● Passage shown:

The preliminary issues
Directions were given for the trial of the following preliminary issues:
Whether the cover provided under the excess policies:-
included the extension of cover contained in General Condition 2 of the primary policy in respect of claims made after the policy period arising out of circumstances notified within the policy period; or
Only provided cover in respect of claims made within the policy period.
Whether, in the event that cover provided under the excess policies included the extension of cover referred to above:-
The notice required in order to extend cover to the claims arising out of the circumstances thus notified had only to be given to the insurers subscribing to the primary policy; or
It was necessary for such notice to be given to the insurer on the particular policy in the excess layer in question.
Whether the provision of Schedule 1 to the primary policy identifying Bowring as the person to whom claims were to be notified was incorporated, expressly or by implication, into the excess policies with the result that, in the event that the excess policies incorporated the extension of cover referred to above but that the relevant notice needed to be given within the policy period to the insurers subscribing to the excess policies, this requirement was satisfied by the giving of notice to Bowring.

● What you are asked to do:
From the passage on the preliminary issues, list each issue directed for trial, briefly stating what it asks.

[Region boundary data]
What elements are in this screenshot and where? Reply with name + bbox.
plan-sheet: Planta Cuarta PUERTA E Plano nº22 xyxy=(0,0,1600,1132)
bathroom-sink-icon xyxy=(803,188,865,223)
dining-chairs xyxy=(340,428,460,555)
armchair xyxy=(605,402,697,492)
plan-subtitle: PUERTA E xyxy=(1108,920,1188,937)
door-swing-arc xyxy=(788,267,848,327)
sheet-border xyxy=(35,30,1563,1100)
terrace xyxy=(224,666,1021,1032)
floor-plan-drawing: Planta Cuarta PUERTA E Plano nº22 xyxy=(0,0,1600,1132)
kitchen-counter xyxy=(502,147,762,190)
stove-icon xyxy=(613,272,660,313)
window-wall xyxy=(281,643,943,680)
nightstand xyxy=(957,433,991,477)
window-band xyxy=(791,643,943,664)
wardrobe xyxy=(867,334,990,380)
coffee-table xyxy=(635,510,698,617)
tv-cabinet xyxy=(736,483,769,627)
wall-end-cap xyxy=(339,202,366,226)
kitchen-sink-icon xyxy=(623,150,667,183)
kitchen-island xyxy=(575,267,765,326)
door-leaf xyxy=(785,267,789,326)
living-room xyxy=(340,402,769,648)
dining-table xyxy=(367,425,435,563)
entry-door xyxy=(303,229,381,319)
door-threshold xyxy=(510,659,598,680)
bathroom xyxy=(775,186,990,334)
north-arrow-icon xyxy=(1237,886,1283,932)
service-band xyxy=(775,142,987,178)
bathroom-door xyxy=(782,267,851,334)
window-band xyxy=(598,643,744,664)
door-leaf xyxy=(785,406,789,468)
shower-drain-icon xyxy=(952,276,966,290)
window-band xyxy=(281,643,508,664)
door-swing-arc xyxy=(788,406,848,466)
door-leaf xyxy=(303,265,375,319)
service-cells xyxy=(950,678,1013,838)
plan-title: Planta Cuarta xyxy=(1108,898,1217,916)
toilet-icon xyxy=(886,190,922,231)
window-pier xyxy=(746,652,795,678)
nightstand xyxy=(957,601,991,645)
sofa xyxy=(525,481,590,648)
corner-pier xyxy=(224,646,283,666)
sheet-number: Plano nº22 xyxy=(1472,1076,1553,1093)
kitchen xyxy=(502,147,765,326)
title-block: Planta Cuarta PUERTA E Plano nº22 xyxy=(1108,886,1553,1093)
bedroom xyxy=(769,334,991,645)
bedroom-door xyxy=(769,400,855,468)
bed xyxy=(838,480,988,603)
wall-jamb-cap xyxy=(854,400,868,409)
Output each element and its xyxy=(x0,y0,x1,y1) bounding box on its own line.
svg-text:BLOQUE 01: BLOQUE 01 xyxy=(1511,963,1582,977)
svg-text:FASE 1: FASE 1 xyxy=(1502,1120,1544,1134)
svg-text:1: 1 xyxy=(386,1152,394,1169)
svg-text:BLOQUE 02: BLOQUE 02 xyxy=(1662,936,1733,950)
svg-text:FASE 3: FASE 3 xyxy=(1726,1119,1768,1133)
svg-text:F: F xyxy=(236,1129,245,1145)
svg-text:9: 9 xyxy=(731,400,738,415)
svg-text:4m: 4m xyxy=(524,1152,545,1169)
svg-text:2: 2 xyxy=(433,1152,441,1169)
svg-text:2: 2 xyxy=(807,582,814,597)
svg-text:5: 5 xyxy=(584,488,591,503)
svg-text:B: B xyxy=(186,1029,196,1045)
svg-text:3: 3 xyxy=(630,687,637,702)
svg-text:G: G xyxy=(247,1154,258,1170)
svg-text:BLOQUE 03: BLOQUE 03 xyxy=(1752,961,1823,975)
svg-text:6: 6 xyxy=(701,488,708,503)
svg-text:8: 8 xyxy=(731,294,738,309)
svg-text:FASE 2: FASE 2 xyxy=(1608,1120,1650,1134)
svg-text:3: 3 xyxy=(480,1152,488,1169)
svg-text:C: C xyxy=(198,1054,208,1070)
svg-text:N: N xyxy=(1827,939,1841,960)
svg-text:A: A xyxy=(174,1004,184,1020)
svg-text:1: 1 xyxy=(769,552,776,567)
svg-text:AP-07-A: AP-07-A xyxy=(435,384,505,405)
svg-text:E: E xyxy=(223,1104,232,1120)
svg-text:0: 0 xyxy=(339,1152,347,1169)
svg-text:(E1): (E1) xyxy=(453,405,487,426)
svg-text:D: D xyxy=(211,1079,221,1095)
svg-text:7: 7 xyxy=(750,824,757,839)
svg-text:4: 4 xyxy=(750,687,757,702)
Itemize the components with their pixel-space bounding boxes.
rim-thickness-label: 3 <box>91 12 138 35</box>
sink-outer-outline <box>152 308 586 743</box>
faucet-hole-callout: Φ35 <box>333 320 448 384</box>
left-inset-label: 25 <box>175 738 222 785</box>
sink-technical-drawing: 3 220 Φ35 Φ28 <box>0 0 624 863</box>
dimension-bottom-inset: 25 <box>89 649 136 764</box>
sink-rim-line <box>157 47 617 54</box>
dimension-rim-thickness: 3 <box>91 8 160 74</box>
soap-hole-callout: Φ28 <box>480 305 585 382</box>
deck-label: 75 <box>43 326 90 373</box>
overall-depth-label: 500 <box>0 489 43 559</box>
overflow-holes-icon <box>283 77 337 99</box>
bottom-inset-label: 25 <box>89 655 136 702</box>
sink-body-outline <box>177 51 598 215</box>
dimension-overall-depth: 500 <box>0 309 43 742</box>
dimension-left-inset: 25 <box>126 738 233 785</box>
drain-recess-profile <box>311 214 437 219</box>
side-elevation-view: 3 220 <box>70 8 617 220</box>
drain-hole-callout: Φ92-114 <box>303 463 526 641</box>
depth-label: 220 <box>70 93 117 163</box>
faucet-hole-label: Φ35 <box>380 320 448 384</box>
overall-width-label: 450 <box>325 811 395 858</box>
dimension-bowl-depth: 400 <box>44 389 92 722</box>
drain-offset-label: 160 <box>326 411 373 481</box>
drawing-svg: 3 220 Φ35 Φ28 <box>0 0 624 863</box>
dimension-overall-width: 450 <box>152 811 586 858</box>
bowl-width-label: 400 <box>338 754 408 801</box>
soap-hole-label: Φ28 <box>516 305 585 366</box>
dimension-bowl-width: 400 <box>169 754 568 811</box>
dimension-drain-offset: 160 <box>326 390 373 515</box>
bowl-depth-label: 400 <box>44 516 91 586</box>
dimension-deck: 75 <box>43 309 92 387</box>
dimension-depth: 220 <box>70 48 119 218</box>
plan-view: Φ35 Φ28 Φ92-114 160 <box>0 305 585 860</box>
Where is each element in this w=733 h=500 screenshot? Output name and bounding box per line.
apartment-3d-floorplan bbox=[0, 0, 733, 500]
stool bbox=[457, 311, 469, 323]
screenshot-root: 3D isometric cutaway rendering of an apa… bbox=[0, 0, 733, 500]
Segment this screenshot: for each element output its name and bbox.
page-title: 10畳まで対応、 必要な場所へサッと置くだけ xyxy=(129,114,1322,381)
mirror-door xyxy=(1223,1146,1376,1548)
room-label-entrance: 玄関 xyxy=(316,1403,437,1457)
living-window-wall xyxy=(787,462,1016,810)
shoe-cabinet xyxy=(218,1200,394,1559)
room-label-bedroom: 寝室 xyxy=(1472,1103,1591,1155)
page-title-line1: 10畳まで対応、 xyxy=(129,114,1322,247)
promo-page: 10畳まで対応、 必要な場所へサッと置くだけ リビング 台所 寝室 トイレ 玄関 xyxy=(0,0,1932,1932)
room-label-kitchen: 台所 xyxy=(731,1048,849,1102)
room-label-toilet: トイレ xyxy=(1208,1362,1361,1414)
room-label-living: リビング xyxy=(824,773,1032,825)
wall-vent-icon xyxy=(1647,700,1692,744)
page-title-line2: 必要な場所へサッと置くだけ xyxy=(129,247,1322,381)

● Complete answer:
- Whether the cover under the excess policies included the extension of cover in General Condition 2 of the primary policy, for claims made after the policy period that arise out of circumstances notified within it, or covered only claims made within the policy period.
- Whether, if the excess policies included that extension, the notice needed to extend cover had to be given only to the insurers subscribing to the primary policy, or had to be given to the insurer on the particular excess-layer policy in question.
- Whether the provision of Schedule 1 to the primary policy naming Bowring as the person to be notified of claims was incorporated, expressly or by implication, into the excess policies. If so, a requirement to give notice within the policy period to the insurers subscribing to the excess policies would be satisfied by giving notice to Bowring.